#### [Task goal]
Each line that holds the word "Recording" counts once; give the total number of such lines and nothing else.

━━━ Data rows ━━━

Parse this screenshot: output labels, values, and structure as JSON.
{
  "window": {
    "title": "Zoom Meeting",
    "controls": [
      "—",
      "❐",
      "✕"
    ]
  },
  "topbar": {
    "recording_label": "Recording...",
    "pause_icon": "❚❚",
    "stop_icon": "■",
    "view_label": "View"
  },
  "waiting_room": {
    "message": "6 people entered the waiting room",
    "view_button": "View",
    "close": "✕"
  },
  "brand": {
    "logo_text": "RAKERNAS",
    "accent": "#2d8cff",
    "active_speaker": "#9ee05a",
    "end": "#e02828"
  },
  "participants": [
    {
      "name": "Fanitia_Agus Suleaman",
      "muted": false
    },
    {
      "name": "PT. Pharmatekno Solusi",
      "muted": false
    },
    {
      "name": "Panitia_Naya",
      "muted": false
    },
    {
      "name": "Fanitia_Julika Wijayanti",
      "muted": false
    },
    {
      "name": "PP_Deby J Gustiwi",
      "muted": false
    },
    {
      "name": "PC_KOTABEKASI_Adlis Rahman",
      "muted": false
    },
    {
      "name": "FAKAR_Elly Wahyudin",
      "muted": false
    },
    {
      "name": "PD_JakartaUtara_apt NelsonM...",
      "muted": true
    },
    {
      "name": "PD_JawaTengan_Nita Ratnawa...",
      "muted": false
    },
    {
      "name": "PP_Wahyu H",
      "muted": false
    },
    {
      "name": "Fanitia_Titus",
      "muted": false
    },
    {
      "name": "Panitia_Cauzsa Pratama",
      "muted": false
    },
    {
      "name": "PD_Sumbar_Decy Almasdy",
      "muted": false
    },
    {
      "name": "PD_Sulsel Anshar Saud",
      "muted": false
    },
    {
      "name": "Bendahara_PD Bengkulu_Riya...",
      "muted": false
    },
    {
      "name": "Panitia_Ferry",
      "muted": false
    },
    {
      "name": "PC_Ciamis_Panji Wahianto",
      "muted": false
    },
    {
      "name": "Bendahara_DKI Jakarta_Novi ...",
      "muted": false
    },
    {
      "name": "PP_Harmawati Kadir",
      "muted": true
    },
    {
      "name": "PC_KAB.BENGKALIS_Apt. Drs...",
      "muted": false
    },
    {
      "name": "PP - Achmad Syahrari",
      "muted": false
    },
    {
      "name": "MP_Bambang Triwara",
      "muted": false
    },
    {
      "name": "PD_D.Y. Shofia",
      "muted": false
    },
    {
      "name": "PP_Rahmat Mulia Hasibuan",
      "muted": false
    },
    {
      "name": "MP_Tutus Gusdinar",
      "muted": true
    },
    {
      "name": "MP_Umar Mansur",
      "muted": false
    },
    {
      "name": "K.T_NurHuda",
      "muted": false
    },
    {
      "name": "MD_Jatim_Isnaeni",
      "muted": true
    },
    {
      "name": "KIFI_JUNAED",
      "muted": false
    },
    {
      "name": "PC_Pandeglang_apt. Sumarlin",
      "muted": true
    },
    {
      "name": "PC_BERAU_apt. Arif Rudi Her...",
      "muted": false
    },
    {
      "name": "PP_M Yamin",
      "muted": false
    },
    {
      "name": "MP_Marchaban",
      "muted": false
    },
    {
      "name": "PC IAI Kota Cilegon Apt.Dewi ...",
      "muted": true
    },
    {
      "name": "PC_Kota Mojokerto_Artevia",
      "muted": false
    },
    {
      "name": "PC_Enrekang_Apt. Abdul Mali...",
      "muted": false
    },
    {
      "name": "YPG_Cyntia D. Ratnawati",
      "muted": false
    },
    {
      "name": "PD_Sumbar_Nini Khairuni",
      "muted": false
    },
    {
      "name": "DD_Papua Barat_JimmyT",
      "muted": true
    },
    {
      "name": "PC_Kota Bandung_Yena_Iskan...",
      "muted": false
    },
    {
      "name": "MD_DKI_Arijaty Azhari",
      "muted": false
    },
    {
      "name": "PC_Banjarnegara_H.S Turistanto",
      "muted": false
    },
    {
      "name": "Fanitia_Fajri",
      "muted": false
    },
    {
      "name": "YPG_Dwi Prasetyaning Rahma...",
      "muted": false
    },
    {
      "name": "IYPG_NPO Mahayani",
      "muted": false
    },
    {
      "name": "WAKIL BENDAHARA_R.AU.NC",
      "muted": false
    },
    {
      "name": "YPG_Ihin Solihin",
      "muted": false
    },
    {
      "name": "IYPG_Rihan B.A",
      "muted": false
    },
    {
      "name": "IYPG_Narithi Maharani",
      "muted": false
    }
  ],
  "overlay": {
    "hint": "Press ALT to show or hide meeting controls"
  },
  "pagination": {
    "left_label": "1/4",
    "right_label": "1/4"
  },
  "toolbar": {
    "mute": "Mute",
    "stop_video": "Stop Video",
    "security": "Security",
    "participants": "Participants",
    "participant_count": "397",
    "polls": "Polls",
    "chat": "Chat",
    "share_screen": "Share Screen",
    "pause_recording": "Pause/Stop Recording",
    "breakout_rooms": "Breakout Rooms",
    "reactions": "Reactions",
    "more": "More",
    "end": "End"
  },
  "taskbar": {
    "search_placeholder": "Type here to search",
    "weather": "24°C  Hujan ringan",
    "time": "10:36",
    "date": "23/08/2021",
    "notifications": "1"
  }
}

━━━

#### [Reply to the task]
2